[Stored records]
* START *
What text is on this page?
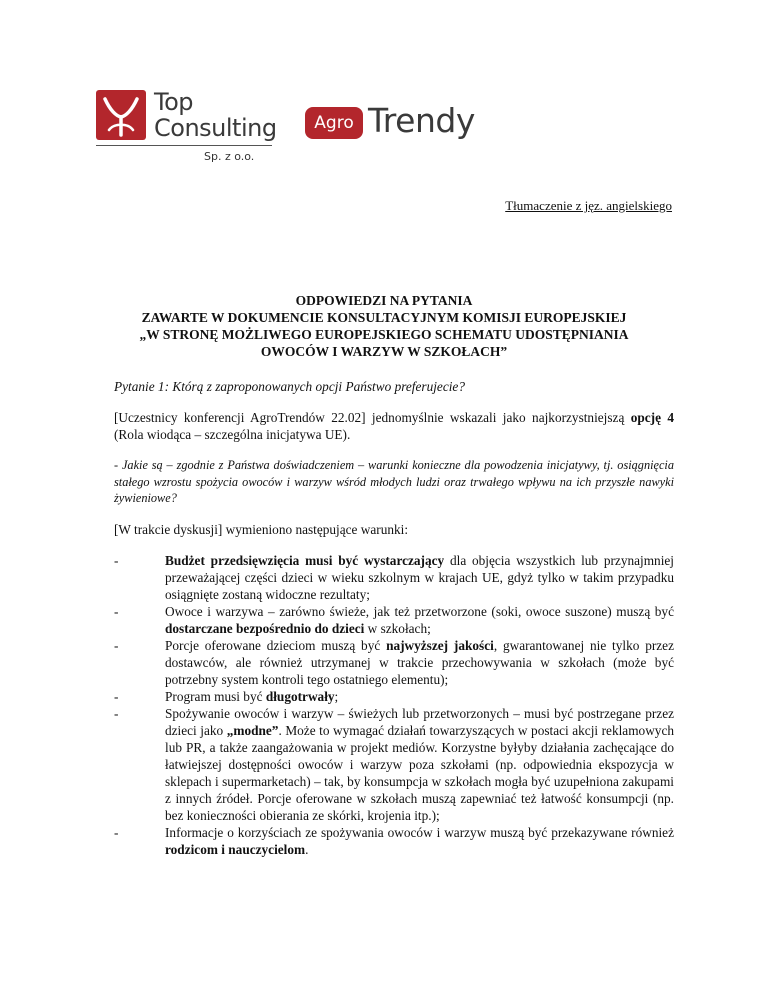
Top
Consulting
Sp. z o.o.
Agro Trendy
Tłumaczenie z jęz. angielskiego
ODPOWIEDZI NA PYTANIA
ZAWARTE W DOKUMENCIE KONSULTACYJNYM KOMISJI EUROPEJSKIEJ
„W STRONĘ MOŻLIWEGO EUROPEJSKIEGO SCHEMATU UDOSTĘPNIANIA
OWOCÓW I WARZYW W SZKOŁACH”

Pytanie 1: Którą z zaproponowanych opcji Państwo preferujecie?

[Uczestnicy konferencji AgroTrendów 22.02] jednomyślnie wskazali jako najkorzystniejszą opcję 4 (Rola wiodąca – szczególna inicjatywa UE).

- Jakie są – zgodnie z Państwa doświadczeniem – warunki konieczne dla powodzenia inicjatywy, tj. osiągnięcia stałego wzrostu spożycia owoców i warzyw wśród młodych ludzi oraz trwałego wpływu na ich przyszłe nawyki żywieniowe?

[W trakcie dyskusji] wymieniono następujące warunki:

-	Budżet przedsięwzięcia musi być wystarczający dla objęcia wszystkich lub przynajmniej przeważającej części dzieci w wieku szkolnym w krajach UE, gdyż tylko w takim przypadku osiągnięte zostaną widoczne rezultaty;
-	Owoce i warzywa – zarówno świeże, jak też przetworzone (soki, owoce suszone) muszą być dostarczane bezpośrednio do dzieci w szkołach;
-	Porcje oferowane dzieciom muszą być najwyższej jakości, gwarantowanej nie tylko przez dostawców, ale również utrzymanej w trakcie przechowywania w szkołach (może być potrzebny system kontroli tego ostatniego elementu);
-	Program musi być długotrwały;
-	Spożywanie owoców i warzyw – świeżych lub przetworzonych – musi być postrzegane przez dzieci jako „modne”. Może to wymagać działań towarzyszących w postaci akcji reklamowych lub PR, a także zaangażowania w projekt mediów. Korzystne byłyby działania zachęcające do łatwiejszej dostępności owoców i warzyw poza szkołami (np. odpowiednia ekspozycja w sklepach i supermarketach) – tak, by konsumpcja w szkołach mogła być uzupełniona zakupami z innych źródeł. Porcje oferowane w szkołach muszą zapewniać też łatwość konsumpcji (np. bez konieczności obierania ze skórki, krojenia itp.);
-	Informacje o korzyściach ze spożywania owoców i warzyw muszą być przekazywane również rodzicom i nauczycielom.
* END *
* START *
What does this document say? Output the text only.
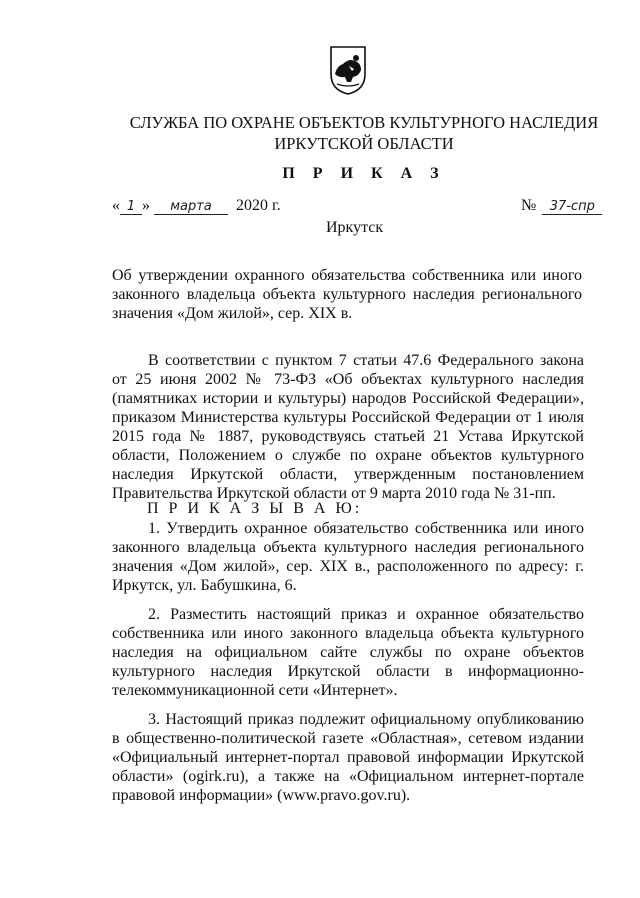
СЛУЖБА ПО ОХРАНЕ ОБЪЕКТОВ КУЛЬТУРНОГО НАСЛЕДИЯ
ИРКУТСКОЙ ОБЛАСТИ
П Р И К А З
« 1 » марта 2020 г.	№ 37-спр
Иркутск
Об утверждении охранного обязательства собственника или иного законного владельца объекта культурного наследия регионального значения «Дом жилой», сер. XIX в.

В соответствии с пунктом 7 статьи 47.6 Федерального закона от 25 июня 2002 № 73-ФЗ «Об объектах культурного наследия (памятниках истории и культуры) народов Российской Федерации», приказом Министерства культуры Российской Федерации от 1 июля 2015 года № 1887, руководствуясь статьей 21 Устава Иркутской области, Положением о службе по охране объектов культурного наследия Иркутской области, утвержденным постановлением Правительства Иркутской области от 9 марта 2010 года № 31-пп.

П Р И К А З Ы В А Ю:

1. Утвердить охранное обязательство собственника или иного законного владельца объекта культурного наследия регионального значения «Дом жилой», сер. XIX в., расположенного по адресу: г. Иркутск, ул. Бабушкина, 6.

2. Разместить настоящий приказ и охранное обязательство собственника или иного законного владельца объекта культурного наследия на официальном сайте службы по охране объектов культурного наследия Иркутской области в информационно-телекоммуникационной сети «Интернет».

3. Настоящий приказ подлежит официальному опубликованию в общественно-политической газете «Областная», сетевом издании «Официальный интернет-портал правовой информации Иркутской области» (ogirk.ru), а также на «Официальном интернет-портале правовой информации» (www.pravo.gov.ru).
* END *
* START *
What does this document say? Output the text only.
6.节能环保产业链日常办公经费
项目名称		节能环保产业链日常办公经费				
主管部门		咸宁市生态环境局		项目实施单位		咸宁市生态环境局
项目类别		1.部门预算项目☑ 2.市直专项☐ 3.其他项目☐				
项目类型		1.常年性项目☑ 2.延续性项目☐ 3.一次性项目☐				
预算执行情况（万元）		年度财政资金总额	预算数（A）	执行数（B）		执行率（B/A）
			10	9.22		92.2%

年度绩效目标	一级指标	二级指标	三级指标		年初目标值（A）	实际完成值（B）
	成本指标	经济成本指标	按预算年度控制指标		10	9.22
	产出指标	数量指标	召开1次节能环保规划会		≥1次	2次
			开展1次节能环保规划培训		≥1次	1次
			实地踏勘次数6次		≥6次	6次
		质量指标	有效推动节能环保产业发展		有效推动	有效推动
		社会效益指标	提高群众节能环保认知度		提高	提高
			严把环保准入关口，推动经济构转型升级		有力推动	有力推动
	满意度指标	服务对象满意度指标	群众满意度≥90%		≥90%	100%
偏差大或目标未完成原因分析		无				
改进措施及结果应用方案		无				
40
* END *
Scan the material above for the word "охранное". Copy each line where it occurs.

1. Утвердить охранное обязательство собственника или иного законного владельца объекта культурного наследия регионального значения «Дом жилой», сер. XIX в., расположенного по адресу: г. Иркутск, ул. Бабушкина, 6.
2. Разместить настоящий приказ и охранное обязательство собственника или иного законного владельца объекта культурного наследия на официальном сайте службы по охране объектов культурного наследия Иркутской области в информационно-телекоммуникационной сети «Интернет».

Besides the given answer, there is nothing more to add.